**Task directions:** Make an exact copy of all the entries, with the pictures left out.

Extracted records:
# # # # #

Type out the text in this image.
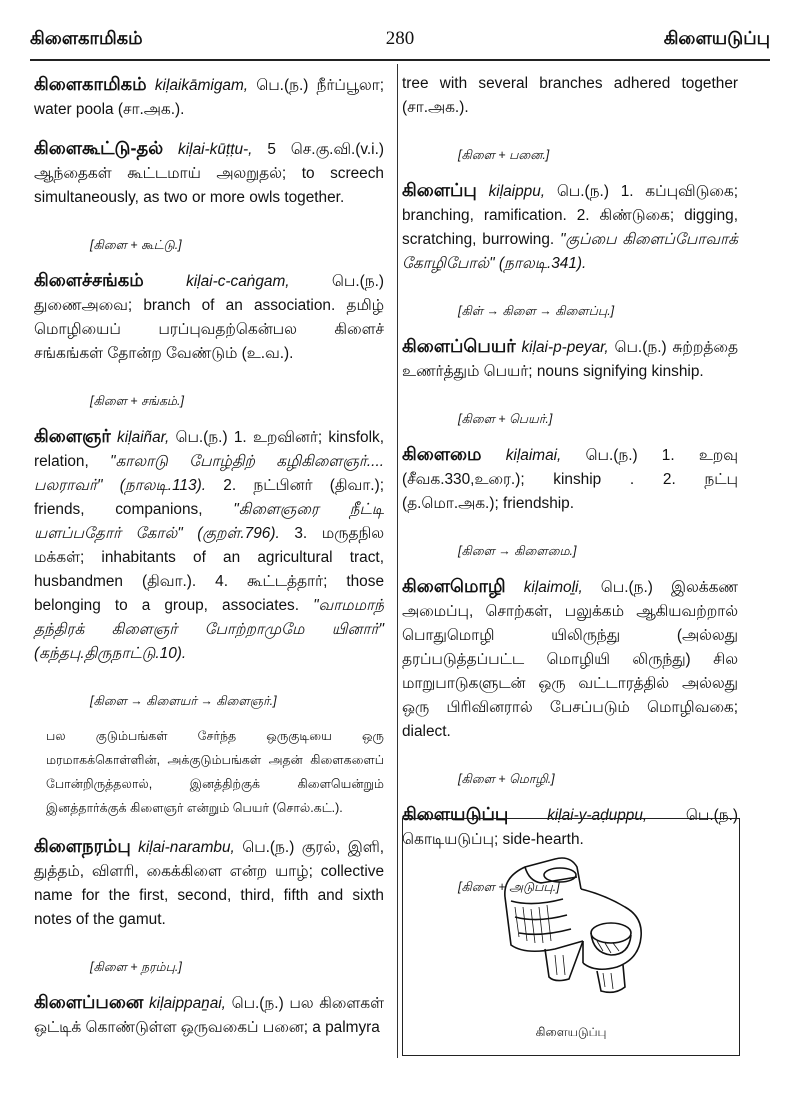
கிளைகாமிகம்	280	கிளையடுப்பு
கிளைகாமிகம் kiḷaikāmigam, பெ.(ந.) நீர்ப்பூலா; water poola (சா.அக.).
கிளைகூட்டு-தல் kiḷai-kūṭṭu-, 5 செ.கு.வி.(v.i.) ஆந்தைகள் கூட்டமாய் அலறுதல்; to screech simultaneously, as two or more owls together.
[கிளை + கூட்டு.]
கிளைச்சங்கம்	kiḷai-c-caṅgam, பெ.(ந.) துணைஅவை; branch of an association. தமிழ் மொழியைப் பரப்புவதற்கென்பல கிளைச் சங்கங்கள் தோன்ற வேண்டும் (உ.வ.).
[கிளை + சங்கம்.]
கிளைஞர் kiḷaiñar, பெ.(ந.) 1. உறவினர்; kinsfolk, relation, "காலாடு போழ்திற் கழிகிளைஞர்.... பலராவர்" (நாலடி.113). 2. நட்பினர் (திவா.); friends, companions, "கிளைஞரை நீட்டி யளப்பதோர் கோல்" (குறள்.796). 3. மருதநில மக்கள்; inhabitants of an agricultural tract, husbandmen (திவா.). 4. கூட்டத்தார்; those belonging to a group, associates. "வாமமாந் தந்திரக் கிளைஞர் போற்றாமுமே யினார்" (கந்தபு.திருநாட்டு.10).
[கிளை → கிளையர் → கிளைஞர்.]
பல குடும்பங்கள் சேர்ந்த ஒருகுடியை ஒரு மரமாகக்கொள்ளின், அக்குடும்பங்கள் அதன் கிளைகளைப் போன்றிருத்தலால், இனத்திற்குக் கிளையென்றும் இனத்தார்க்குக் கிளைஞர் என்றும் பெயர் (சொல்.கட்.).
கிளைநரம்பு kiḷai-narambu, பெ.(ந.) குரல், இளி, துத்தம், விளரி, கைக்கிளை என்ற யாழ்; collective name for the first, second, third, fifth and sixth notes of the gamut.
[கிளை + நரம்பு.]
கிளைப்பனை kiḷaippaṉai, பெ.(ந.) பல கிளைகள் ஒட்டிக் கொண்டுள்ள ஒருவகைப் பனை; a palmyra
tree with several branches adhered together (சா.அக.).
[கிளை + பனை.]
கிளைப்பு kiḷaippu, பெ.(ந.) 1. கப்புவிடுகை; branching, ramification. 2. கிண்டுகை; digging, scratching, burrowing. "குப்பை கிளைப்போவாக் கோழிபோல்" (நாலடி.341).
[கிள் → கிளை → கிளைப்பு.]
கிளைப்பெயர் kiḷai-p-peyar, பெ.(ந.) சுற்றத்தை உணர்த்தும் பெயர்; nouns signifying kinship.
[கிளை + பெயர்.]
கிளைமை kiḷaimai, பெ.(ந.) 1. உறவு (சீவக.330,உரை.); kinship . 2. நட்பு (த.மொ.அக.); friendship.
[கிளை → கிளைமை.]
கிளைமொழி kiḷaimoḻi, பெ.(ந.) இலக்கண அமைப்பு, சொற்கள், பலுக்கம் ஆகியவற்றால் பொதுமொழி யிலிருந்து (அல்லது தரப்படுத்தப்பட்ட மொழியி லிருந்து) சில மாறுபாடுகளுடன் ஒரு வட்டாரத்தில் அல்லது ஒரு பிரிவினரால் பேசப்படும் மொழிவகை; dialect.
[கிளை + மொழி.]
கிளையடுப்பு	kiḷai-y-aḍuppu, பெ.(ந.) கொடியடுப்பு; side-hearth.
[கிளை + அடுப்பு.]
கிளையடுப்பு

# # # # #

**Task answer:**
Type out the text in this image.
கிளைகாமிகம்	280	கிளையடுப்பு
கிளைகாமிகம் kiḷaikāmigam, பெ.(ந.) நீர்ப்பூலா; water poola (சா.அக.).
கிளைகூட்டு-தல் kiḷai-kūṭṭu-, 5 செ.கு.வி.(v.i.) ஆந்தைகள் கூட்டமாய் அலறுதல்; to screech simultaneously, as two or more owls together.
[கிளை + கூட்டு.]
கிளைச்சங்கம்	kiḷai-c-caṅgam, பெ.(ந.) துணைஅவை; branch of an association. தமிழ் மொழியைப் பரப்புவதற்கென்பல கிளைச் சங்கங்கள் தோன்ற வேண்டும் (உ.வ.).
[கிளை + சங்கம்.]
கிளைஞர் kiḷaiñar, பெ.(ந.) 1. உறவினர்; kinsfolk, relation, "காலாடு போழ்திற் கழிகிளைஞர்.... பலராவர்" (நாலடி.113). 2. நட்பினர் (திவா.); friends, companions, "கிளைஞரை நீட்டி யளப்பதோர் கோல்" (குறள்.796). 3. மருதநில மக்கள்; inhabitants of an agricultural tract, husbandmen (திவா.). 4. கூட்டத்தார்; those belonging to a group, associates. "வாமமாந் தந்திரக் கிளைஞர் போற்றாமுமே யினார்" (கந்தபு.திருநாட்டு.10).
[கிளை → கிளையர் → கிளைஞர்.]
பல குடும்பங்கள் சேர்ந்த ஒருகுடியை ஒரு மரமாகக்கொள்ளின், அக்குடும்பங்கள் அதன் கிளைகளைப் போன்றிருத்தலால், இனத்திற்குக் கிளையென்றும் இனத்தார்க்குக் கிளைஞர் என்றும் பெயர் (சொல்.கட்.).
கிளைநரம்பு kiḷai-narambu, பெ.(ந.) குரல், இளி, துத்தம், விளரி, கைக்கிளை என்ற யாழ்; collective name for the first, second, third, fifth and sixth notes of the gamut.
[கிளை + நரம்பு.]
கிளைப்பனை kiḷaippaṉai, பெ.(ந.) பல கிளைகள் ஒட்டிக் கொண்டுள்ள ஒருவகைப் பனை; a palmyra
tree with several branches adhered together (சா.அக.).
[கிளை + பனை.]
கிளைப்பு kiḷaippu, பெ.(ந.) 1. கப்புவிடுகை; branching, ramification. 2. கிண்டுகை; digging, scratching, burrowing. "குப்பை கிளைப்போவாக் கோழிபோல்" (நாலடி.341).
[கிள் → கிளை → கிளைப்பு.]
கிளைப்பெயர் kiḷai-p-peyar, பெ.(ந.) சுற்றத்தை உணர்த்தும் பெயர்; nouns signifying kinship.
[கிளை + பெயர்.]
கிளைமை kiḷaimai, பெ.(ந.) 1. உறவு (சீவக.330,உரை.); kinship . 2. நட்பு (த.மொ.அக.); friendship.
[கிளை → கிளைமை.]
கிளைமொழி kiḷaimoḻi, பெ.(ந.) இலக்கண அமைப்பு, சொற்கள், பலுக்கம் ஆகியவற்றால் பொதுமொழி யிலிருந்து (அல்லது தரப்படுத்தப்பட்ட மொழியி லிருந்து) சில மாறுபாடுகளுடன் ஒரு வட்டாரத்தில் அல்லது ஒரு பிரிவினரால் பேசப்படும் மொழிவகை; dialect.
[கிளை + மொழி.]
கிளையடுப்பு	kiḷai-y-aḍuppu, பெ.(ந.) கொடியடுப்பு; side-hearth.
[கிளை + அடுப்பு.]
கிளையடுப்பு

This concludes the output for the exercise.